→ Exercise prompt
Copy down every line where the string "location" shows up.
>> START Data shown
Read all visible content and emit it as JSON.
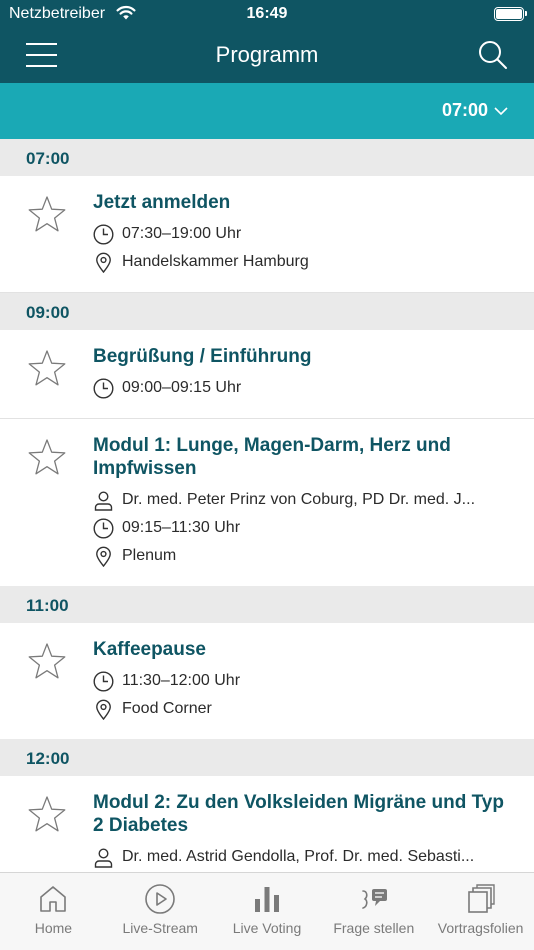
{
  "status": {
    "carrier": "Netzbetreiber",
    "time": "16:49"
  },
  "nav": {
    "title": "Programm"
  },
  "time_selector": {
    "value": "07:00"
  },
  "sections": [
    {
      "time": "07:00",
      "items": [
        {
          "title": "Jetzt anmelden",
          "time": "07:30–19:00 Uhr",
          "location": "Handelskammer Hamburg"
        }
      ]
    },
    {
      "time": "09:00",
      "items": [
        {
          "title": "Begrüßung / Einführung",
          "time": "09:00–09:15 Uhr"
        },
        {
          "title": "Modul 1: Lunge, Magen-Darm, Herz und Impfwissen",
          "speakers": "Dr. med. Peter Prinz von Coburg, PD Dr. med. J...",
          "time": "09:15–11:30 Uhr",
          "location": "Plenum"
        }
      ]
    },
    {
      "time": "11:00",
      "items": [
        {
          "title": "Kaffeepause",
          "time": "11:30–12:00 Uhr",
          "location": "Food Corner"
        }
      ]
    },
    {
      "time": "12:00",
      "items": [
        {
          "title": "Modul 2: Zu den Volksleiden Migräne und Typ 2 Diabetes",
          "speakers": "Dr. med. Astrid Gendolla, Prof. Dr. med. Sebasti..."
        }
      ]
    }
  ],
  "tabs": [
    {
      "label": "Home",
      "icon": "home-icon"
    },
    {
      "label": "Live-Stream",
      "icon": "play-icon"
    },
    {
      "label": "Live Voting",
      "icon": "bar-chart-icon"
    },
    {
      "label": "Frage stellen",
      "icon": "ask-question-icon"
    },
    {
      "label": "Vortragsfolien",
      "icon": "slides-icon"
    }
  ],
  "colors": {
    "header": "#0f5563",
    "accent": "#1aa9b5",
    "title": "#0f5563",
    "section_bg": "#eaeaea"
  }
}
>> END Data shown
→ Result
          "location": "Handelskammer Hamburg"
          "location": "Plenum"
          "location": "Food Corner"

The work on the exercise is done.